(Extracted entries)

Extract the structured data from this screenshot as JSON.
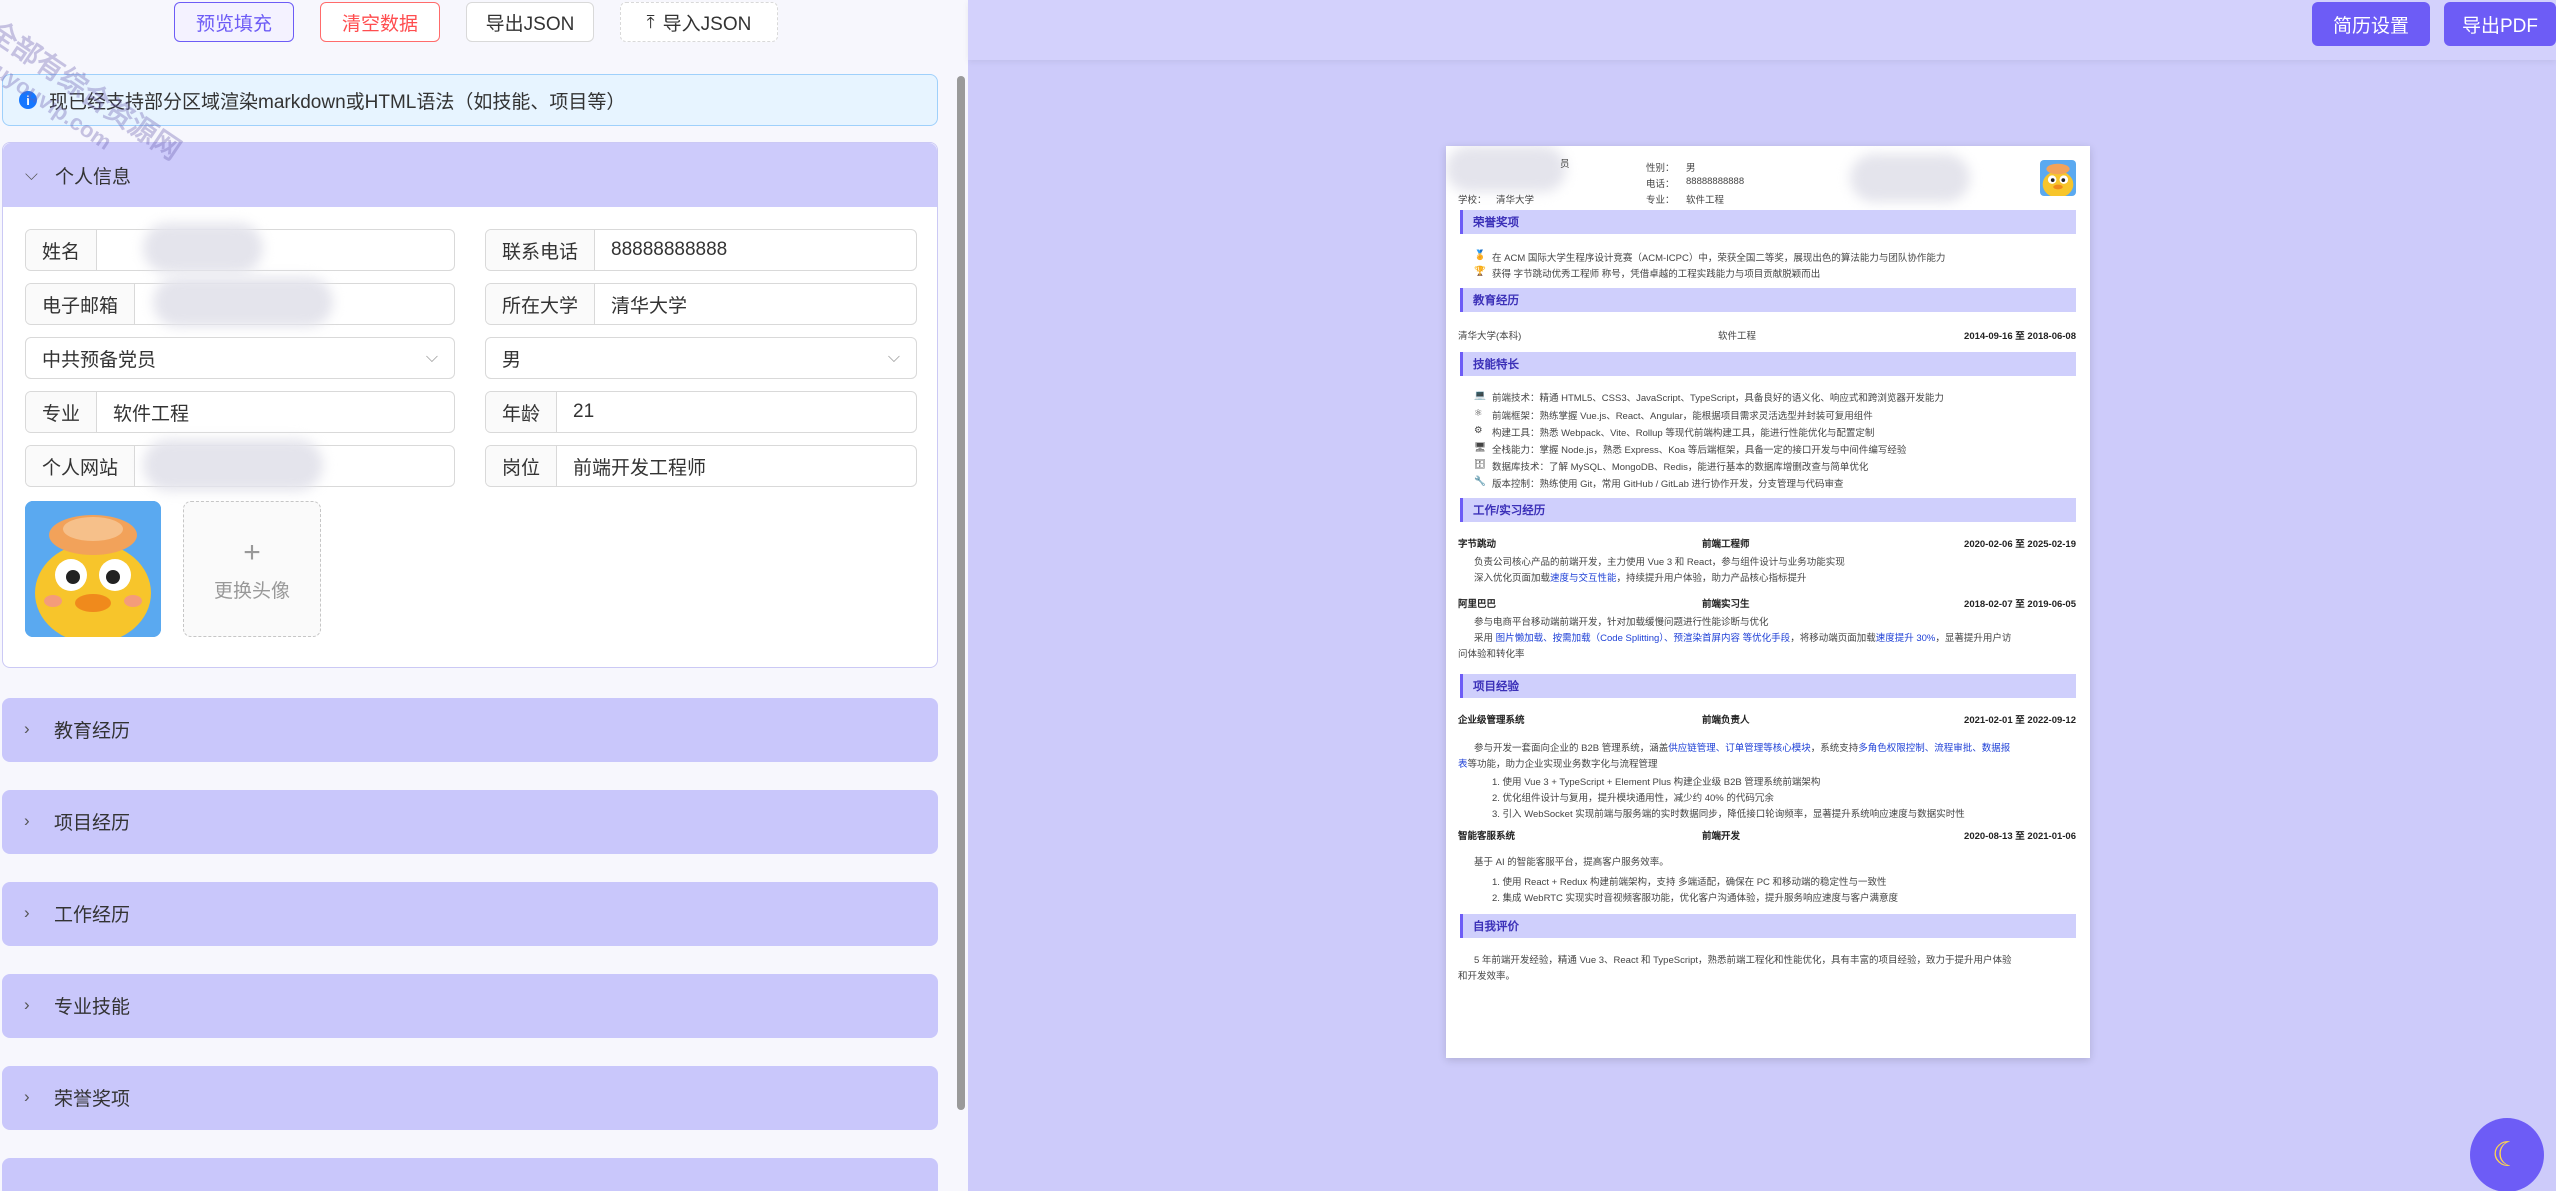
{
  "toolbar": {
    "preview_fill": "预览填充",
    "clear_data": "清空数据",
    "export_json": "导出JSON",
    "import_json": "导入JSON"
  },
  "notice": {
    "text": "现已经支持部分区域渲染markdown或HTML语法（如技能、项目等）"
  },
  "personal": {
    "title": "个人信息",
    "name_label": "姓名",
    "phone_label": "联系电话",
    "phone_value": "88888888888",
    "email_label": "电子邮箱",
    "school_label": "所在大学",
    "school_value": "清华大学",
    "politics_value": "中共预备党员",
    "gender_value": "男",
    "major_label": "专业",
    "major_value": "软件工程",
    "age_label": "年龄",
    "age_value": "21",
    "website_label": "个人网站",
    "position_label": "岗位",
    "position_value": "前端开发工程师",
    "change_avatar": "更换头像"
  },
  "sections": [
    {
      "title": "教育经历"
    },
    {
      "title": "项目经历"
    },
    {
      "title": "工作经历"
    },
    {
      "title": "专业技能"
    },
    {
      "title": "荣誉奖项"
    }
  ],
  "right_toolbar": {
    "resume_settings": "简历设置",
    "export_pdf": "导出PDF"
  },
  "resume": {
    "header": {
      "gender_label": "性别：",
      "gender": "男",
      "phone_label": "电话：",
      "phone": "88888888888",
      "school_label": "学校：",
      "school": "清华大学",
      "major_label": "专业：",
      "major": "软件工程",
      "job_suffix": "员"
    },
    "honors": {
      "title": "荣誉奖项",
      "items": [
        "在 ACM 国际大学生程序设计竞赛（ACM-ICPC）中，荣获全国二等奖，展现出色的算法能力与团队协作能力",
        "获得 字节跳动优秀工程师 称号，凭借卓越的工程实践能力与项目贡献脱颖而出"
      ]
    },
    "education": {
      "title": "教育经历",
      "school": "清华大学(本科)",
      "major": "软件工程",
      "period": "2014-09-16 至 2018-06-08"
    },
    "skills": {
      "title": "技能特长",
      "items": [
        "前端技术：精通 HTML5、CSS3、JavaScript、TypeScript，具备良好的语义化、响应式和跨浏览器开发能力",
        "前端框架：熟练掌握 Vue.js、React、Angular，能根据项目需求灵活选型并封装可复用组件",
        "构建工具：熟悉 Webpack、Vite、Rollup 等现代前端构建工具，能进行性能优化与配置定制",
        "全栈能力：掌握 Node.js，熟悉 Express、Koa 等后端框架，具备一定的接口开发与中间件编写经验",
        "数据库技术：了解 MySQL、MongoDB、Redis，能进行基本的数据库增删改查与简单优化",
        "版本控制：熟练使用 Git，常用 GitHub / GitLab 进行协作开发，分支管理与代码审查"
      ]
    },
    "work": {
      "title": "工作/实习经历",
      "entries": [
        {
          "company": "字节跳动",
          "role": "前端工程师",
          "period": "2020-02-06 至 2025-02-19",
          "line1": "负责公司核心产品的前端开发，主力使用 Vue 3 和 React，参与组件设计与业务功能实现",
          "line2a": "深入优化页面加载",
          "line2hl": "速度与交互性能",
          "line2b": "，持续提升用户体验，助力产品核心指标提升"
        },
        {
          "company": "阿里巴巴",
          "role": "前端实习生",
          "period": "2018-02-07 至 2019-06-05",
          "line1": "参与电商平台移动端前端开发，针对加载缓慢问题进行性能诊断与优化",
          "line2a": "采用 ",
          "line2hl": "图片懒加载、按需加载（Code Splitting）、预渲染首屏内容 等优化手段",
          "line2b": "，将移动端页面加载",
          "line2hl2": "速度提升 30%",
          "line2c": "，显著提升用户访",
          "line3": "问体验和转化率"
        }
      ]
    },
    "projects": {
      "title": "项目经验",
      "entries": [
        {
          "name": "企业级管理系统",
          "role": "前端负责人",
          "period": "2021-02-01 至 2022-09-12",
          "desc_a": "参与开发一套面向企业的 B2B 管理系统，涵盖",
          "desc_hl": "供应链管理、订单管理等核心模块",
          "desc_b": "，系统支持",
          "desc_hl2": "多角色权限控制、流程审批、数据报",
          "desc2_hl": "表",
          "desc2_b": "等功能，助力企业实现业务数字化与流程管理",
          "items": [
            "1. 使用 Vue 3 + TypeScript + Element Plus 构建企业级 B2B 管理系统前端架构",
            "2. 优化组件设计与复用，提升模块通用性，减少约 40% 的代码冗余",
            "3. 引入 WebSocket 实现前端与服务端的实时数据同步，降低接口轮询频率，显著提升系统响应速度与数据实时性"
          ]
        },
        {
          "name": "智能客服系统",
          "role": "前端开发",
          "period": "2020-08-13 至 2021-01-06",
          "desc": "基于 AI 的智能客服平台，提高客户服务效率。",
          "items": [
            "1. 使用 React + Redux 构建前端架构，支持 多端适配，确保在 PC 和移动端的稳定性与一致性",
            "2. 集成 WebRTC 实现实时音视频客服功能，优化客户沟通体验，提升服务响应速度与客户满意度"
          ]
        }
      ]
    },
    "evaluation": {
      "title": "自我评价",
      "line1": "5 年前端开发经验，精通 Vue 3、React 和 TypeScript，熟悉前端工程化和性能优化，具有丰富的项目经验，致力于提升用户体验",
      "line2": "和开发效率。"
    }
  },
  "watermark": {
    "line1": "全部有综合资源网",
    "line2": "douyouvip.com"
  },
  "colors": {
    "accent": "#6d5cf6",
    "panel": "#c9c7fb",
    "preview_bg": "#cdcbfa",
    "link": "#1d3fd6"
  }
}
...
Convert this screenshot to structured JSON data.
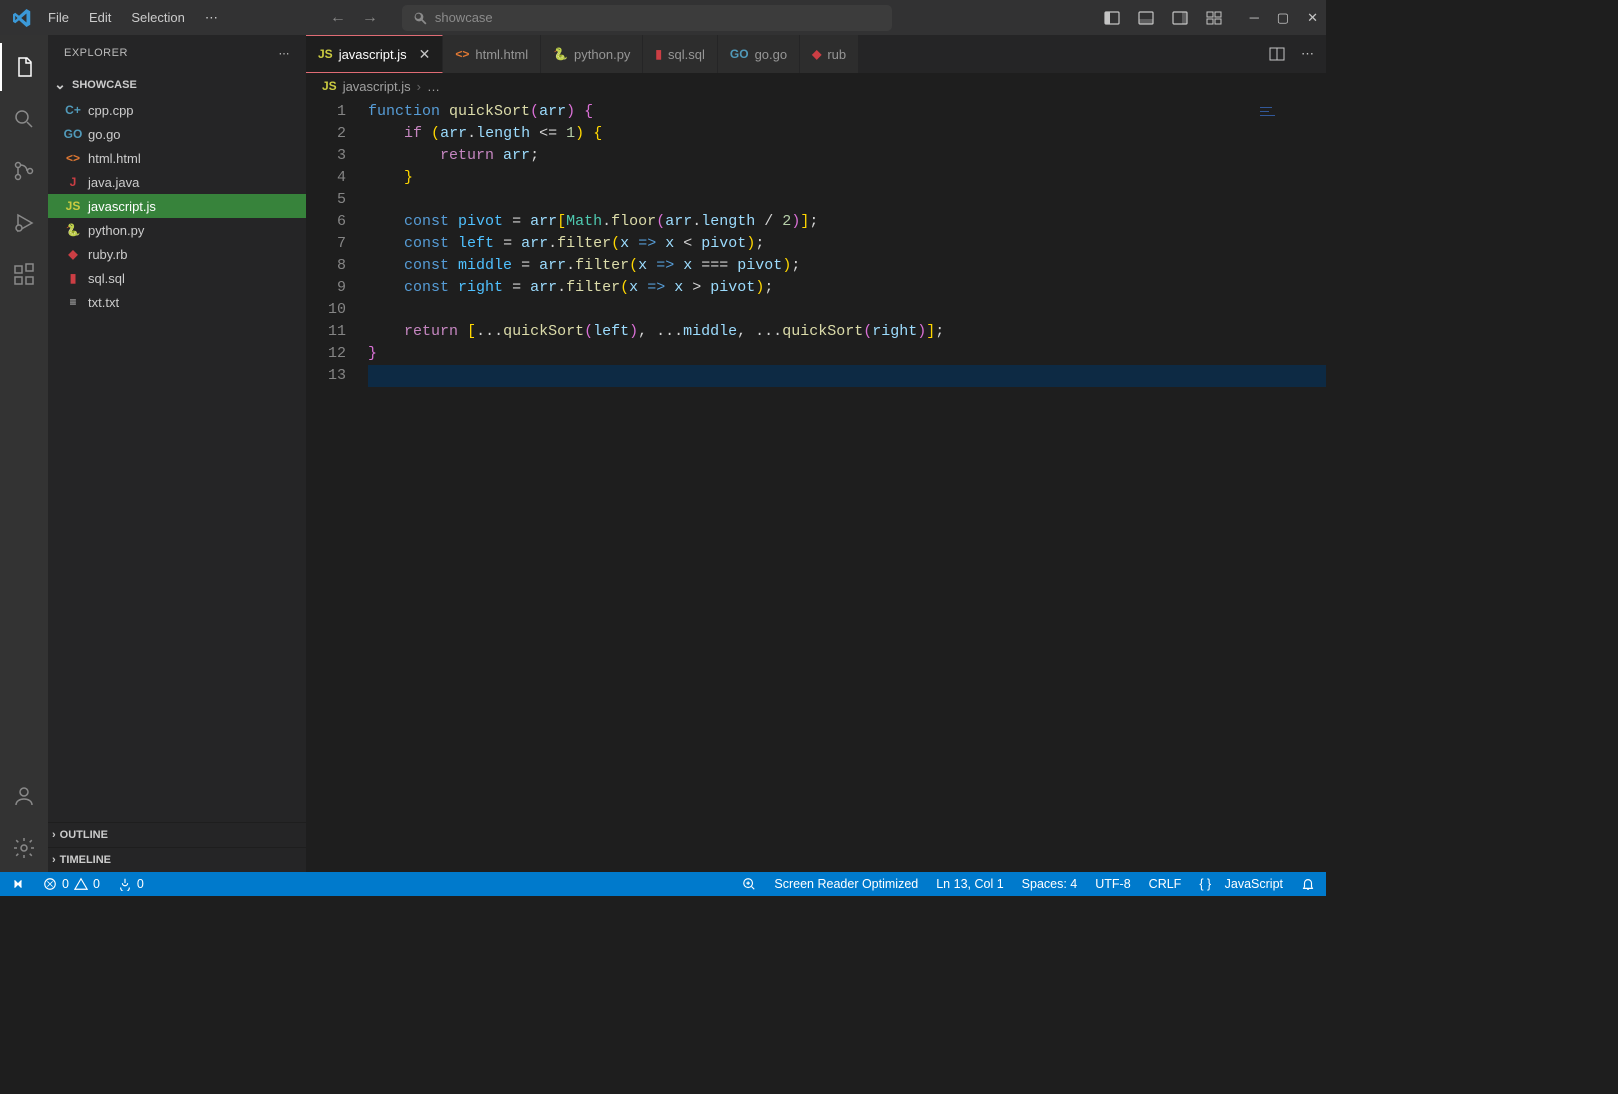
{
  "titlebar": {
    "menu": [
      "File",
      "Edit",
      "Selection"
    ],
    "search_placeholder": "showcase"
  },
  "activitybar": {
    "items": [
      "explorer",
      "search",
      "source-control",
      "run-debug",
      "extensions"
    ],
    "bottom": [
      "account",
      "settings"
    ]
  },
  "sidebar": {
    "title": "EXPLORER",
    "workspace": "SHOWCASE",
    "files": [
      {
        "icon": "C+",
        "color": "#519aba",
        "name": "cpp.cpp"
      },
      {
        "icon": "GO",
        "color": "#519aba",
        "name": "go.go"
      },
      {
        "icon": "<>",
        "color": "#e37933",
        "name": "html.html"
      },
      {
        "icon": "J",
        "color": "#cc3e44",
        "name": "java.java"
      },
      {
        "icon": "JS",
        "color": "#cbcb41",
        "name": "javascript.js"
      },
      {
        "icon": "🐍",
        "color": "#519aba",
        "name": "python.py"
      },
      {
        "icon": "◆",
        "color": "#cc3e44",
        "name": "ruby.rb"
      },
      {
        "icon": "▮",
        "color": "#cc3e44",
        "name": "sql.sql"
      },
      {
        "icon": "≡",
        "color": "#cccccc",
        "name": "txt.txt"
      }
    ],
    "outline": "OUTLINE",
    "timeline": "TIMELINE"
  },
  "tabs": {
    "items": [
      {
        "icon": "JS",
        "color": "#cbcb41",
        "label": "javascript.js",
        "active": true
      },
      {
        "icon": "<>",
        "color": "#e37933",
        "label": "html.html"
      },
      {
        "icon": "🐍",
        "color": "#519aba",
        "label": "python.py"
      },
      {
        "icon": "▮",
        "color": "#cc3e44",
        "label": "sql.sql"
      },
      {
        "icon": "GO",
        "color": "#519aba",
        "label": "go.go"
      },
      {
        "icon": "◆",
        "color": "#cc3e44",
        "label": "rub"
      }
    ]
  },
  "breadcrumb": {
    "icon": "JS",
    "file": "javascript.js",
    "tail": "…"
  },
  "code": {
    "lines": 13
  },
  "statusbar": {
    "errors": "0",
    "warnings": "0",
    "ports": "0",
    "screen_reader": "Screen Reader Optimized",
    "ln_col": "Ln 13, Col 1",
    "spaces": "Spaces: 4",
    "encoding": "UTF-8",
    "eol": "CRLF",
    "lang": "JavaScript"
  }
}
--
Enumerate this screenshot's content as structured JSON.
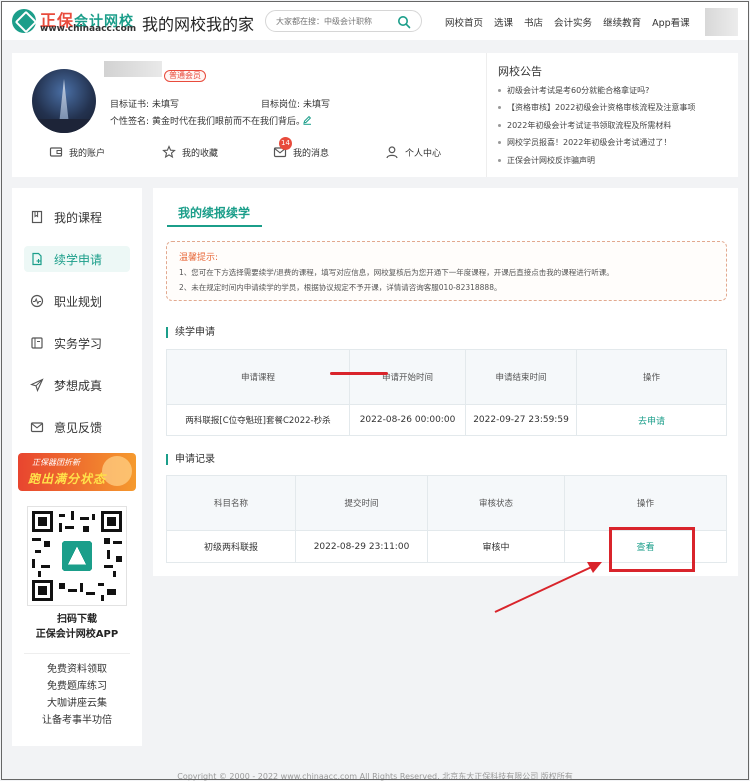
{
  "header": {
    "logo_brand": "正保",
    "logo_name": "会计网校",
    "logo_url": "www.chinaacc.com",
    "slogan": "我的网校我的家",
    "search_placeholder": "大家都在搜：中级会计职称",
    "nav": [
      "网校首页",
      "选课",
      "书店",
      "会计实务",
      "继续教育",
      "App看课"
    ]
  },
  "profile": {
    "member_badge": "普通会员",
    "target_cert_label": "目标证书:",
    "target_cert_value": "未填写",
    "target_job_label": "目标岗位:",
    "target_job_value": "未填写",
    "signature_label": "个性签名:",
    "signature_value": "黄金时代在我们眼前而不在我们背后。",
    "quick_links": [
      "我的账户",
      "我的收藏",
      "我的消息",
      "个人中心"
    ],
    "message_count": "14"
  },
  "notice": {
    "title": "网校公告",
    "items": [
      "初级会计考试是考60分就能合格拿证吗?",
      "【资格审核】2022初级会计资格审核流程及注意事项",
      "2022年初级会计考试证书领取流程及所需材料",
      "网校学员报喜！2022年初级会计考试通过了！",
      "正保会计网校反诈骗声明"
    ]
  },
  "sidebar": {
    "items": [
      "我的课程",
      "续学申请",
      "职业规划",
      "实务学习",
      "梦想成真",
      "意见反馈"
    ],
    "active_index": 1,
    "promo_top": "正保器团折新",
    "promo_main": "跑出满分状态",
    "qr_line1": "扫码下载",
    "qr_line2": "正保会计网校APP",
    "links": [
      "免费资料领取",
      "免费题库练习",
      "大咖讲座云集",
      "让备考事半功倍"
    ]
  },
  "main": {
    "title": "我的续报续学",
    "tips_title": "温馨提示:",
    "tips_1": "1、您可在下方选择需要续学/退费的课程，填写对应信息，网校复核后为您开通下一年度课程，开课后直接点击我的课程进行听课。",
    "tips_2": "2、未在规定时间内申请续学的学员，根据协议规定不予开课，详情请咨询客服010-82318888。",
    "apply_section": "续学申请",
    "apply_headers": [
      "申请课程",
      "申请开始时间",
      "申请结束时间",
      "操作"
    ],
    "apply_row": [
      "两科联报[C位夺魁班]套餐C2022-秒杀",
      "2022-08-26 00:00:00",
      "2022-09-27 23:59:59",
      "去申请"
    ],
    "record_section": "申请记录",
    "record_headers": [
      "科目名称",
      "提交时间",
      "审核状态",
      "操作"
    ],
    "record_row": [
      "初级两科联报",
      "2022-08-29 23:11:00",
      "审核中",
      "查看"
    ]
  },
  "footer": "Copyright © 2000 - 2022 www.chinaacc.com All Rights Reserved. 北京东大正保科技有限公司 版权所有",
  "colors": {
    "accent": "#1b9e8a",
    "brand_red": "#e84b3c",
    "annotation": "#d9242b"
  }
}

(Task objective) State how many lines of the data include the word "structured", with nothing else.

(Output of the task) 3